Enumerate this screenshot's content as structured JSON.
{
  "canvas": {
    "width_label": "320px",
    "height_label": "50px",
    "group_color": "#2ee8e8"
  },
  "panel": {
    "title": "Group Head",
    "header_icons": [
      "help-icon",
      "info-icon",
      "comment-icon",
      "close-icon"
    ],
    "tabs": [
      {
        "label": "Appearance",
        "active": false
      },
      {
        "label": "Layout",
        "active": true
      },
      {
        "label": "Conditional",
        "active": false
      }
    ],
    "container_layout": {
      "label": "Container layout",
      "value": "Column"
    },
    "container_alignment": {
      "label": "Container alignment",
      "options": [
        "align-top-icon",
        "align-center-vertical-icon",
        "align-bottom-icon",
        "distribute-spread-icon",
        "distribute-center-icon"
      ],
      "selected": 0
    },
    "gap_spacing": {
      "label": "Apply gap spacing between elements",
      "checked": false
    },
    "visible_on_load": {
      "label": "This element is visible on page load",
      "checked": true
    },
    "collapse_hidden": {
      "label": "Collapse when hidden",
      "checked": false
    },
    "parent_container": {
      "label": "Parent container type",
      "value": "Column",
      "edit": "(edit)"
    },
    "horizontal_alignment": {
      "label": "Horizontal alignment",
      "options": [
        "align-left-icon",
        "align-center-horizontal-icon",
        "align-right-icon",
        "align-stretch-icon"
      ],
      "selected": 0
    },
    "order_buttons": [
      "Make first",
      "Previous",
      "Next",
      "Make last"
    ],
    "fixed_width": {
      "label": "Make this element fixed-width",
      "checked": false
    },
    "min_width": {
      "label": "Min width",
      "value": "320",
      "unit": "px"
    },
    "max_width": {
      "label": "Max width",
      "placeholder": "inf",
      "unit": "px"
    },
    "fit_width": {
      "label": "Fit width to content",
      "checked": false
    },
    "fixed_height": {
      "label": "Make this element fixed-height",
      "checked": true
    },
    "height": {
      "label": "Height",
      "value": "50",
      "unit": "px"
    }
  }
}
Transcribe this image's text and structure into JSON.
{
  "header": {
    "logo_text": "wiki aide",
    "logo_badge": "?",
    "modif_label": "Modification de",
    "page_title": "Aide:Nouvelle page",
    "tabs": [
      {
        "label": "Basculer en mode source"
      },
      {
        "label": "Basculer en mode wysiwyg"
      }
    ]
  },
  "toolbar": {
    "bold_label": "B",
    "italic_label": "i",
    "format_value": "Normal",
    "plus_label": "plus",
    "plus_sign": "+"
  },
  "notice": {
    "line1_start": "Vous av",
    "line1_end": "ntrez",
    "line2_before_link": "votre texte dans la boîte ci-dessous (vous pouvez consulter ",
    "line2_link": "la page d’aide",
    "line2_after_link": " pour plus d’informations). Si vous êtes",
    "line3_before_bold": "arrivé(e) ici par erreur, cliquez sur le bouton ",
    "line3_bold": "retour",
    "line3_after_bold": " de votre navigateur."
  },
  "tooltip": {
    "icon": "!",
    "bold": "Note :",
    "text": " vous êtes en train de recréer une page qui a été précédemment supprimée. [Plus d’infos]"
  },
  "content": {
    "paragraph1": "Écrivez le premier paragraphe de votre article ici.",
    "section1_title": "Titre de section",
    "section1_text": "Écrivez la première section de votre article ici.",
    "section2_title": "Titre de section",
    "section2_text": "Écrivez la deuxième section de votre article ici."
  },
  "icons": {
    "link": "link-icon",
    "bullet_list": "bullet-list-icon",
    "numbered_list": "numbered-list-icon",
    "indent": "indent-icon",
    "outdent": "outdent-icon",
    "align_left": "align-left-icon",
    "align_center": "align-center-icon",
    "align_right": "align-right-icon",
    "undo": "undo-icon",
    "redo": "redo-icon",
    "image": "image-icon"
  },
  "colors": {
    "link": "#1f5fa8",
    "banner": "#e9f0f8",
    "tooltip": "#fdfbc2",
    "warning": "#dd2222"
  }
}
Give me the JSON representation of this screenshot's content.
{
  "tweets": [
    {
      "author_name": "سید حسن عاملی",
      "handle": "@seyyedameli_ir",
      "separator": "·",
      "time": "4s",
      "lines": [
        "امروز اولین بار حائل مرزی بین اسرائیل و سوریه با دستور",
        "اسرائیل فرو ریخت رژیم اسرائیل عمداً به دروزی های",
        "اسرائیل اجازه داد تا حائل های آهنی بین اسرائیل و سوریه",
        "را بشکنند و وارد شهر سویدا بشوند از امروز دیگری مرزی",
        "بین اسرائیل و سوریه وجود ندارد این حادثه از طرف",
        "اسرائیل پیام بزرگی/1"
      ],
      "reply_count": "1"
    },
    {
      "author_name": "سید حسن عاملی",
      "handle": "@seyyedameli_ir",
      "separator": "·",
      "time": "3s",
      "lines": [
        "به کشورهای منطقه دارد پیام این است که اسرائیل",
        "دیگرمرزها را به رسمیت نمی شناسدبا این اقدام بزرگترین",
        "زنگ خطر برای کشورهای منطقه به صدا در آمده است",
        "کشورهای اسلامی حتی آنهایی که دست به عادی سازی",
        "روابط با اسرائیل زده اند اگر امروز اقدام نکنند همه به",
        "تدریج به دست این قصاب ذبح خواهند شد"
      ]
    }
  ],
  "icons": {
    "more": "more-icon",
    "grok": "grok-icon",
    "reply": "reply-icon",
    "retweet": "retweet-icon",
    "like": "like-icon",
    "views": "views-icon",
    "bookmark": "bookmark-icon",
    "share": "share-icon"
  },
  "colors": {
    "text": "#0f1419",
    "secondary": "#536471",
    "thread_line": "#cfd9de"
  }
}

▶ [Required task] Select every line of the records holding the string "Écrivez".

▶ [Final result]
    "paragraph1": "Écrivez le premier paragraphe de votre article ici.",
    "section1_text": "Écrivez la première section de votre article ici.",
    "section2_text": "Écrivez la deuxième section de votre article ici."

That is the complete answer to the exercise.